**Your objective:**
Rewrite every line of the records below, replacing each occurrence of "Text" with "Label" and leaving everything else unchanged.

====================

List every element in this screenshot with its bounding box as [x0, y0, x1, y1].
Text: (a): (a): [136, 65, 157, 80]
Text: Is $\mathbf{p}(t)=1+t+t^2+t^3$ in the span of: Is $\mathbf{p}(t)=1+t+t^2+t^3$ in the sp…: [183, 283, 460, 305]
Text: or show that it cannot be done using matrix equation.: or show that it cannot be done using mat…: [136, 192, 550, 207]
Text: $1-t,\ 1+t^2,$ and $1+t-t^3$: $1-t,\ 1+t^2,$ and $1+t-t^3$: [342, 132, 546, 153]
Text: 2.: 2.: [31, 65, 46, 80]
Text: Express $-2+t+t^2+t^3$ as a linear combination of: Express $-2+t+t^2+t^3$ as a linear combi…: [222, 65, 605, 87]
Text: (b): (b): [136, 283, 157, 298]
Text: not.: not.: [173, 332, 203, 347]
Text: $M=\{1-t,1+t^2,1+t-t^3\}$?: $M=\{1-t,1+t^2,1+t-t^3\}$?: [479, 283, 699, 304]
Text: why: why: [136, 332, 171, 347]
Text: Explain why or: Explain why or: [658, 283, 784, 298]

====================

**Completed task:**
List every element in this screenshot with its bounding box as [x0, y0, x1, y1].
Label: (a): (a): [136, 65, 157, 80]
Label: Is $\mathbf{p}(t)=1+t+t^2+t^3$ in the span of: Is $\mathbf{p}(t)=1+t+t^2+t^3$ in the sp…: [183, 283, 460, 305]
Label: or show that it cannot be done using matrix equation.: or show that it cannot be done using mat…: [136, 192, 550, 207]
Label: $1-t,\ 1+t^2,$ and $1+t-t^3$: $1-t,\ 1+t^2,$ and $1+t-t^3$: [342, 132, 546, 153]
Label: 2.: 2.: [31, 65, 46, 80]
Label: Express $-2+t+t^2+t^3$ as a linear combination of: Express $-2+t+t^2+t^3$ as a linear combi…: [222, 65, 605, 87]
Label: (b): (b): [136, 283, 157, 298]
Label: not.: not.: [173, 332, 203, 347]
Label: $M=\{1-t,1+t^2,1+t-t^3\}$?: $M=\{1-t,1+t^2,1+t-t^3\}$?: [479, 283, 699, 304]
Label: why: why: [136, 332, 171, 347]
Label: Explain why or: Explain why or: [658, 283, 784, 298]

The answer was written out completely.